Written exercise :: List all the lines in these records that hold "JSON".

Material provided ::
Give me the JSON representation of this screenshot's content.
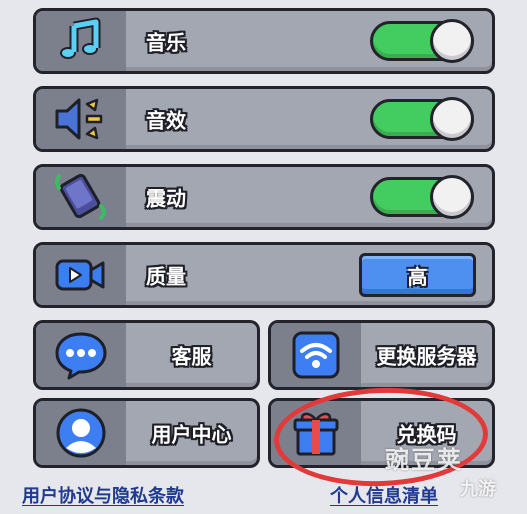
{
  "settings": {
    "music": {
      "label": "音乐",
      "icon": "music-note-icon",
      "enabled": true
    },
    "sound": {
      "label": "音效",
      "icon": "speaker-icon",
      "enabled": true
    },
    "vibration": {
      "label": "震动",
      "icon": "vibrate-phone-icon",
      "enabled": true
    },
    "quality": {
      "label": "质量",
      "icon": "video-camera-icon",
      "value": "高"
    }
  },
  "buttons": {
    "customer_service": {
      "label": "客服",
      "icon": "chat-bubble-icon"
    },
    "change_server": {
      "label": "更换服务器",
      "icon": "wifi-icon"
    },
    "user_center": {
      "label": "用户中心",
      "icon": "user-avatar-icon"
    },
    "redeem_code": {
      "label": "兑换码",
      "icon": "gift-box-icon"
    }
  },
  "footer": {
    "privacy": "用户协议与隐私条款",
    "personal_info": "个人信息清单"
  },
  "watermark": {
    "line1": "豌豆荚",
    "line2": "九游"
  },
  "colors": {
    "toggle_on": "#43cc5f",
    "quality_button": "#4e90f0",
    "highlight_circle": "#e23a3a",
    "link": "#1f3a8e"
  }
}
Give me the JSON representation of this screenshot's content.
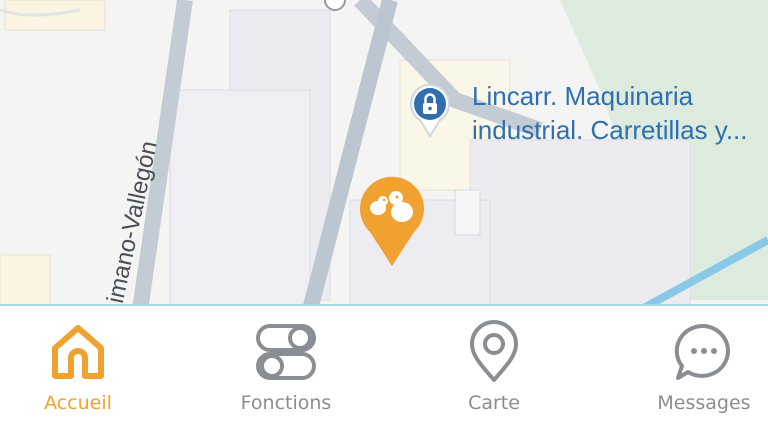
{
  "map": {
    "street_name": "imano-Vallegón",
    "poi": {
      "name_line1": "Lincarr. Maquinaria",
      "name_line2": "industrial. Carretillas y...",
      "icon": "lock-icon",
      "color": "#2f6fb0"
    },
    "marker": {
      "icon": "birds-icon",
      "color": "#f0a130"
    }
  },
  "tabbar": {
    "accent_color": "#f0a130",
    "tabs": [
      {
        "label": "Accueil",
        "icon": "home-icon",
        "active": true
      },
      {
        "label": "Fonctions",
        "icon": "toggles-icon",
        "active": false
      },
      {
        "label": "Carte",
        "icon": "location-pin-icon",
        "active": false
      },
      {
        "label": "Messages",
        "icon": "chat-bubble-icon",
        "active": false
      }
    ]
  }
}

--

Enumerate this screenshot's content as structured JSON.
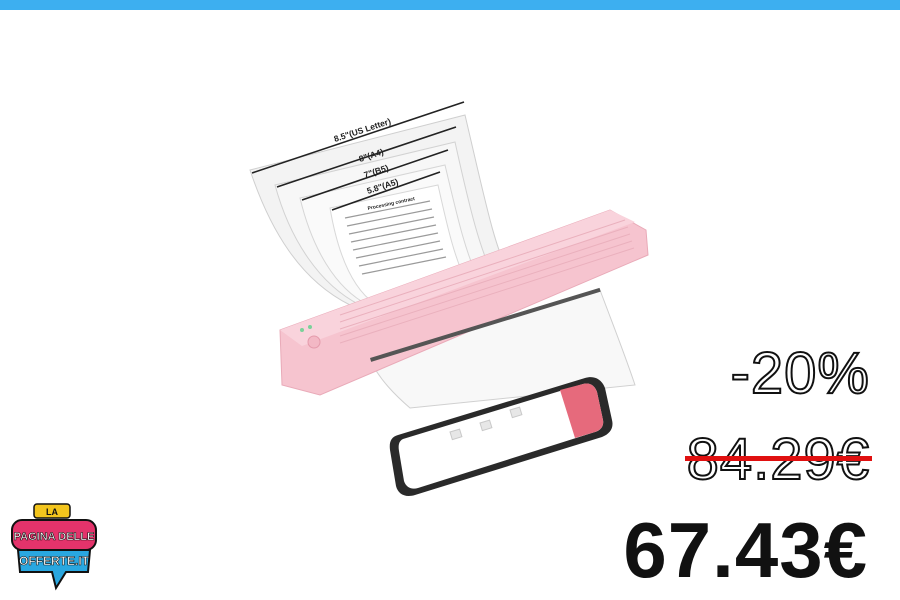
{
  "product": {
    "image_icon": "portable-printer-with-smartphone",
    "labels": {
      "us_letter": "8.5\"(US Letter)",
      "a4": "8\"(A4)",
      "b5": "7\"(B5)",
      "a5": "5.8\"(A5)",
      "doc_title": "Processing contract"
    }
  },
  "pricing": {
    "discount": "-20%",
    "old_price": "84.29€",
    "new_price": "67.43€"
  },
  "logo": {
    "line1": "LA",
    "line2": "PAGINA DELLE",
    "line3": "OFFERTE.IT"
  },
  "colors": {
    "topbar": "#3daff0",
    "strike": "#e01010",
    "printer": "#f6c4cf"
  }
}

--

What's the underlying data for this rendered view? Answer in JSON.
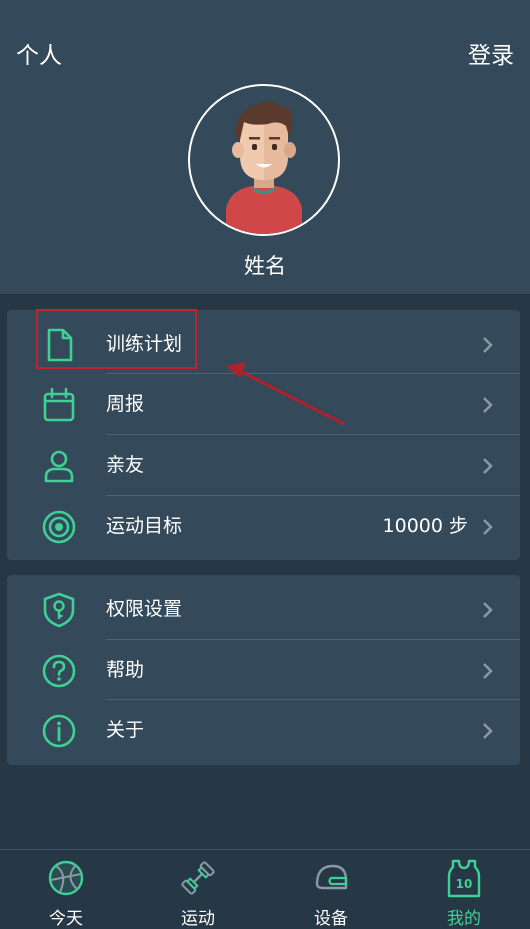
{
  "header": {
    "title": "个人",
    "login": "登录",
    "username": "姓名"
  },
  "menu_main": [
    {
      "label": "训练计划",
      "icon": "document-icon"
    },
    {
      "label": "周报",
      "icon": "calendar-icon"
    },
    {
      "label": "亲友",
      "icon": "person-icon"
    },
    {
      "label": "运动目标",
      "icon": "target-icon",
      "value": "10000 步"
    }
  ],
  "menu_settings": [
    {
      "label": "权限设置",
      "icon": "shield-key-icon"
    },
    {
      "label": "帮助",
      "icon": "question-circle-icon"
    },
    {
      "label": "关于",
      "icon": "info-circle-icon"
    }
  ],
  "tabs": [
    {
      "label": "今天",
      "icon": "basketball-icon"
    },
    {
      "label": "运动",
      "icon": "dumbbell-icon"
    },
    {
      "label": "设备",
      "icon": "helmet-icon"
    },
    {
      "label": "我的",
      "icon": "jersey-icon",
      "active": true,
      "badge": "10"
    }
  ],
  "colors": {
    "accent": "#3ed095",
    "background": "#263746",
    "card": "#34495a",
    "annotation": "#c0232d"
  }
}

Answer to this task ::
Give me the JSON representation of this screenshot's content.
Give me the JSON representation of this screenshot's content.
Enumerate this screenshot's content as structured JSON.
What's the underlying data for this rendered view? Answer in JSON.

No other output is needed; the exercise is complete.